- [Exercise instructions]:
Leave out any picture and return the remaining listing below exactly as given.

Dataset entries
········
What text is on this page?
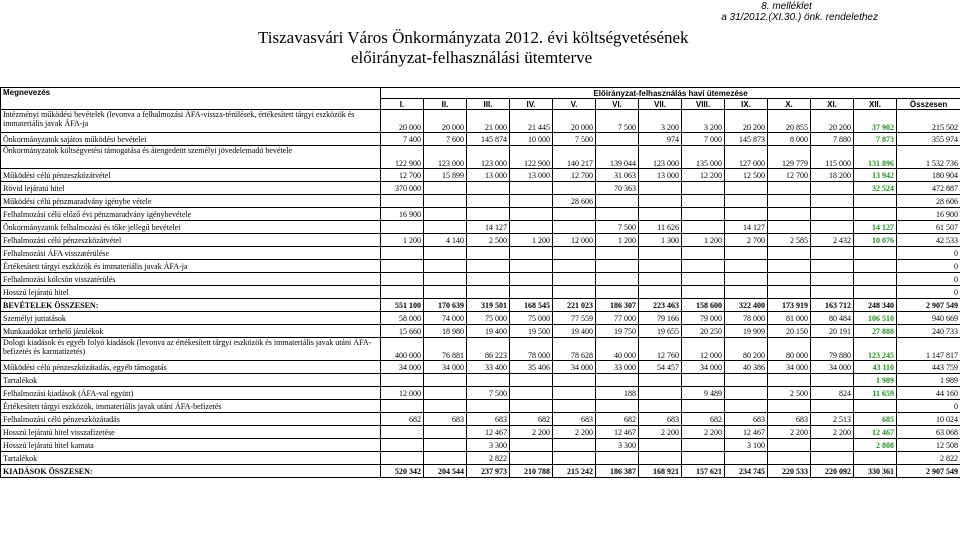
8. melléklet
a 31/2012.(XI.30.) önk. rendelethez
Tiszavasvári Város Önkormányzata 2012. évi költségvetésének
előirányzat-felhasználási ütemterve
Megnevezés	Előirányzat-felhasználás havi ütemezése												
	I.	II.	III.	IV.	V.	VI.	VII.	VIII.	IX.	X.	XI.	XII.	Összesen
Intézményi működési bevételek (levonva a felhalmozási ÁFA-vissza-térülések, értékesített tárgyi eszközök és immateriális javak ÁFA-ja	20 000	20 000	21 000	21 445	20 000	7 500	3 200	3 200	20 200	20 855	20 200	37 902	215 502
Önkormányzatok sajátos működési bevételei	7 400	7 600	145 874	10 000	7 500		974	7 000	145 873	8 000	7 880	7 873	355 974
Önkormányzatok költségvetési támogatása és átengedettt személyi jövedelemadó bevétele	122 900	123 000	123 000	122 900	140 217	139 044	123 000	135 000	127 000	129 779	115 000	131 896	1 532 736
Működési célú pénzeszközátvétel	12 700	15 899	13 000	13 000	12 700	31 063	13 000	12 200	12 500	12 700	18 200	13 942	180 904
Rövid lejáratú hitel	370 000					70 363						32 524	472 887
Működési célú pénzmaradvány igénybe vétele					28 606								28 606
Felhalmozási célú előző évi pénzmaradvány igénybevétele	16 900												16 900
Önkormányzatok felhalmozási és tőke jellegű bevételei			14 127			7 500	11 626		14 127			14 127	61 507
Felhalmozási célú pénzeszközátvétel	1 200	4 140	2 500	1 200	12 000	1 200	1 300	1 200	2 700	2 585	2 432	10 076	42 533
Felhalmozási ÁFA visszatérülése													0
Értékesített tárgyi eszközök és immateriális javak ÁFA-ja													0
Felhalmozási kölcsön visszatérülés													0
Hosszú lejáratú hitel													0
BEVÉTELEK ÖSSZESEN:	551 100	170 639	319 501	168 545	221 023	186 307	223 463	158 600	322 400	173 919	163 712	248 340	2 907 549
Személyi juttatások	58 000	74 000	75 000	75 000	77 559	77 000	79 166	79 000	78 000	81 000	80 484	106 510	940 669
Munkaadókat terhelő járulékok	15 660	18 980	19 400	19 500	19 400	19 750	19 655	20 250	19 909	20 150	20 191	27 888	240 733
Dologi kiadások és egyéb folyó kiadások (levonva az értékesített tárgyi eszközök és immateriális javak utáni ÁFA-befizetés és karmatizetés)	400 000	76 881	86 223	78 000	78 628	40 000	12 760	12 000	80 200	80 000	79 880	123 245	1 147 817
Működési célú pénzeszközátadás, egyéb támogatás	34 000	34 000	33 400	35 406	34 000	33 000	54 457	34 000	40 386	34 000	34 000	43 110	443 759
Tartalékok												1 989	1 989
Felhalmozási kiadások (ÁFA-val együtt)	12 000		7 500			188		9 489		2 500	824	11 659	44 160
Értékesített tárgyi eszközök, immateriális javak utáni ÁFA-befizetés													0
Felhalmozási célú pénzeszközátadás	682	683	683	682	683	682	683	682	683	683	2 513	685	10 024
Hosszú lejáratú hitel visszafizetése			12 467	2 200	2 200	12 467	2 200	2 200	12 467	2 200	2 200	12 467	63 068
Hosszú lejáratú hitel kamata			3 300			3 300			3 100			2 808	12 508
Tartalékok			2 822										2 822
KIADÁSOK ÖSSZESEN:	520 342	204 544	237 973	210 788	215 242	186 387	168 921	157 621	234 745	220 533	220 092	330 361	2 907 549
········
- [Written solution]:
What text is on this page?
8. melléklet
a 31/2012.(XI.30.) önk. rendelethez
Tiszavasvári Város Önkormányzata 2012. évi költségvetésének
előirányzat-felhasználási ütemterve
Megnevezés	Előirányzat-felhasználás havi ütemezése												
	I.	II.	III.	IV.	V.	VI.	VII.	VIII.	IX.	X.	XI.	XII.	Összesen
Intézményi működési bevételek (levonva a felhalmozási ÁFA-vissza-térülések, értékesített tárgyi eszközök és immateriális javak ÁFA-ja	20 000	20 000	21 000	21 445	20 000	7 500	3 200	3 200	20 200	20 855	20 200	37 902	215 502
Önkormányzatok sajátos működési bevételei	7 400	7 600	145 874	10 000	7 500		974	7 000	145 873	8 000	7 880	7 873	355 974
Önkormányzatok költségvetési támogatása és átengedettt személyi jövedelemadó bevétele	122 900	123 000	123 000	122 900	140 217	139 044	123 000	135 000	127 000	129 779	115 000	131 896	1 532 736
Működési célú pénzeszközátvétel	12 700	15 899	13 000	13 000	12 700	31 063	13 000	12 200	12 500	12 700	18 200	13 942	180 904
Rövid lejáratú hitel	370 000					70 363						32 524	472 887
Működési célú pénzmaradvány igénybe vétele					28 606								28 606
Felhalmozási célú előző évi pénzmaradvány igénybevétele	16 900												16 900
Önkormányzatok felhalmozási és tőke jellegű bevételei			14 127			7 500	11 626		14 127			14 127	61 507
Felhalmozási célú pénzeszközátvétel	1 200	4 140	2 500	1 200	12 000	1 200	1 300	1 200	2 700	2 585	2 432	10 076	42 533
Felhalmozási ÁFA visszatérülése													0
Értékesített tárgyi eszközök és immateriális javak ÁFA-ja													0
Felhalmozási kölcsön visszatérülés													0
Hosszú lejáratú hitel													0
BEVÉTELEK ÖSSZESEN:	551 100	170 639	319 501	168 545	221 023	186 307	223 463	158 600	322 400	173 919	163 712	248 340	2 907 549
Személyi juttatások	58 000	74 000	75 000	75 000	77 559	77 000	79 166	79 000	78 000	81 000	80 484	106 510	940 669
Munkaadókat terhelő járulékok	15 660	18 980	19 400	19 500	19 400	19 750	19 655	20 250	19 909	20 150	20 191	27 888	240 733
Dologi kiadások és egyéb folyó kiadások (levonva az értékesített tárgyi eszközök és immateriális javak utáni ÁFA-befizetés és karmatizetés)	400 000	76 881	86 223	78 000	78 628	40 000	12 760	12 000	80 200	80 000	79 880	123 245	1 147 817
Működési célú pénzeszközátadás, egyéb támogatás	34 000	34 000	33 400	35 406	34 000	33 000	54 457	34 000	40 386	34 000	34 000	43 110	443 759
Tartalékok												1 989	1 989
Felhalmozási kiadások (ÁFA-val együtt)	12 000		7 500			188		9 489		2 500	824	11 659	44 160
Értékesített tárgyi eszközök, immateriális javak utáni ÁFA-befizetés													0
Felhalmozási célú pénzeszközátadás	682	683	683	682	683	682	683	682	683	683	2 513	685	10 024
Hosszú lejáratú hitel visszafizetése			12 467	2 200	2 200	12 467	2 200	2 200	12 467	2 200	2 200	12 467	63 068
Hosszú lejáratú hitel kamata			3 300			3 300			3 100			2 808	12 508
Tartalékok			2 822										2 822
KIADÁSOK ÖSSZESEN:	520 342	204 544	237 973	210 788	215 242	186 387	168 921	157 621	234 745	220 533	220 092	330 361	2 907 549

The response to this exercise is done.